Prompt:
Determine which lines contain the word "from", then copy those lines.
── Data to process
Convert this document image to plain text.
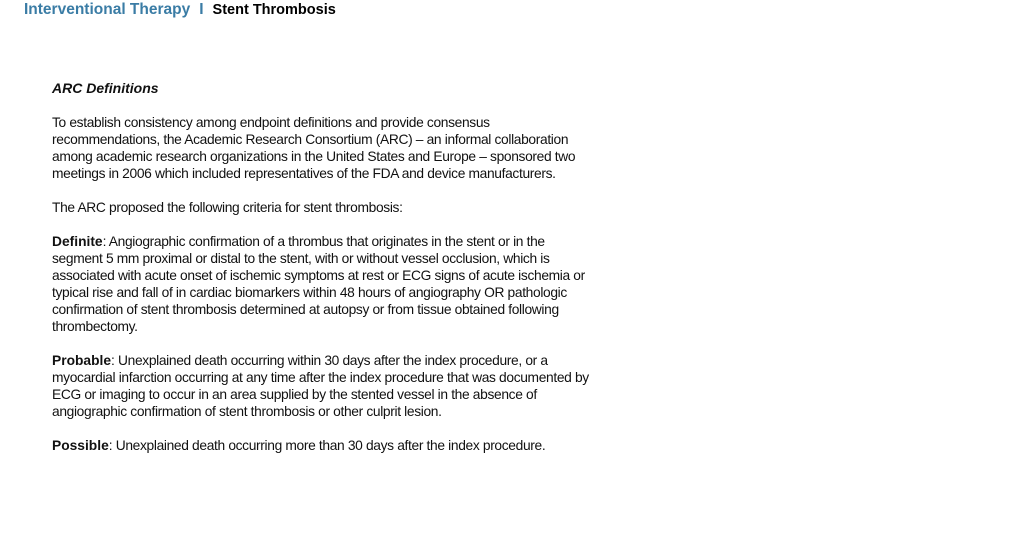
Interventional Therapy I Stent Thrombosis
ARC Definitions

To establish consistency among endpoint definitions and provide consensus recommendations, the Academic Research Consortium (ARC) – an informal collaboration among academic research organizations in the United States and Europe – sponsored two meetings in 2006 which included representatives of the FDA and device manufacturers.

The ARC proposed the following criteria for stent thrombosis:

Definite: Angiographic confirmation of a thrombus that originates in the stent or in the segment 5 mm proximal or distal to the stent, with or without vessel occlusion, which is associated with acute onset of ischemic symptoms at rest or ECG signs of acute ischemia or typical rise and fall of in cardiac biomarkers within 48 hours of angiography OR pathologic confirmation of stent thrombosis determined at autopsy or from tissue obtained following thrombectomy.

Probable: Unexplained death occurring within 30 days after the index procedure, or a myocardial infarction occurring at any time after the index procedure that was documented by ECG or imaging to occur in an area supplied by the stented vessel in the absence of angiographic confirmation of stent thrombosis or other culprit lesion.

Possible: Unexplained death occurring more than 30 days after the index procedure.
────
── Data to process
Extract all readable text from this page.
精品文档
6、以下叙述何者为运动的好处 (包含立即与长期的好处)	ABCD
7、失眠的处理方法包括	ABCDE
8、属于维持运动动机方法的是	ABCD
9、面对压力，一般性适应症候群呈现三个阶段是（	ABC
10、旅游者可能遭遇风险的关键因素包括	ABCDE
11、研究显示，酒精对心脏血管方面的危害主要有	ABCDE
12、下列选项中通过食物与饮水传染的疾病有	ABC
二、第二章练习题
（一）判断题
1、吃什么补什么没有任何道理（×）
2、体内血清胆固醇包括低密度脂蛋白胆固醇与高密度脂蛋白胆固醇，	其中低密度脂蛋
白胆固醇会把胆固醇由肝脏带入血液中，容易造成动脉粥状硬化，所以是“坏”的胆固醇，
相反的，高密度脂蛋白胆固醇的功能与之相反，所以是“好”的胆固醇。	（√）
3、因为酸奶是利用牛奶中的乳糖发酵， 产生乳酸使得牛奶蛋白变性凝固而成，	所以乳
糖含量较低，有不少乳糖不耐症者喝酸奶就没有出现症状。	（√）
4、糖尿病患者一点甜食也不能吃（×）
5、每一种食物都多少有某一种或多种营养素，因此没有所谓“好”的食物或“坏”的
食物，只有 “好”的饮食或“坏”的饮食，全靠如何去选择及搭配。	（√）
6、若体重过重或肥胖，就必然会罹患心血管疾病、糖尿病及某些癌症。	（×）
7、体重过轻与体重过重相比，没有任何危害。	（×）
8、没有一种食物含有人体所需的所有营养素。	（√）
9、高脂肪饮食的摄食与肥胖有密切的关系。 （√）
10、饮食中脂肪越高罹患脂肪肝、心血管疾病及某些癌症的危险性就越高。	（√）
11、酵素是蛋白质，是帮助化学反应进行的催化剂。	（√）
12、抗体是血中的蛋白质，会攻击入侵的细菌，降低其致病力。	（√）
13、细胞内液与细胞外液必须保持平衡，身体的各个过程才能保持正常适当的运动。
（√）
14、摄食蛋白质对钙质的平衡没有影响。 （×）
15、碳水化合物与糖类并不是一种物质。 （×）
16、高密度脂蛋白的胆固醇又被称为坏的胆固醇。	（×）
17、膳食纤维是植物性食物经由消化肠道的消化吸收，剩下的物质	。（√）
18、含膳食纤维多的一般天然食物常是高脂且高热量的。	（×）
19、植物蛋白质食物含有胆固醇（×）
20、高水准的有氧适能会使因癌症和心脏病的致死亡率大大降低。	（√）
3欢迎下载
────
Solution for this problem:
Definite: Angiographic confirmation of a thrombus that originates in the stent or in the segment 5 mm proximal or distal to the stent, with or without vessel occlusion, which is associated with acute onset of ischemic symptoms at rest or ECG signs of acute ischemia or typical rise and fall of in cardiac biomarkers within 48 hours of angiography OR pathologic confirmation of stent thrombosis determined at autopsy or from tissue obtained following thrombectomy.
Extract all readable text from this page.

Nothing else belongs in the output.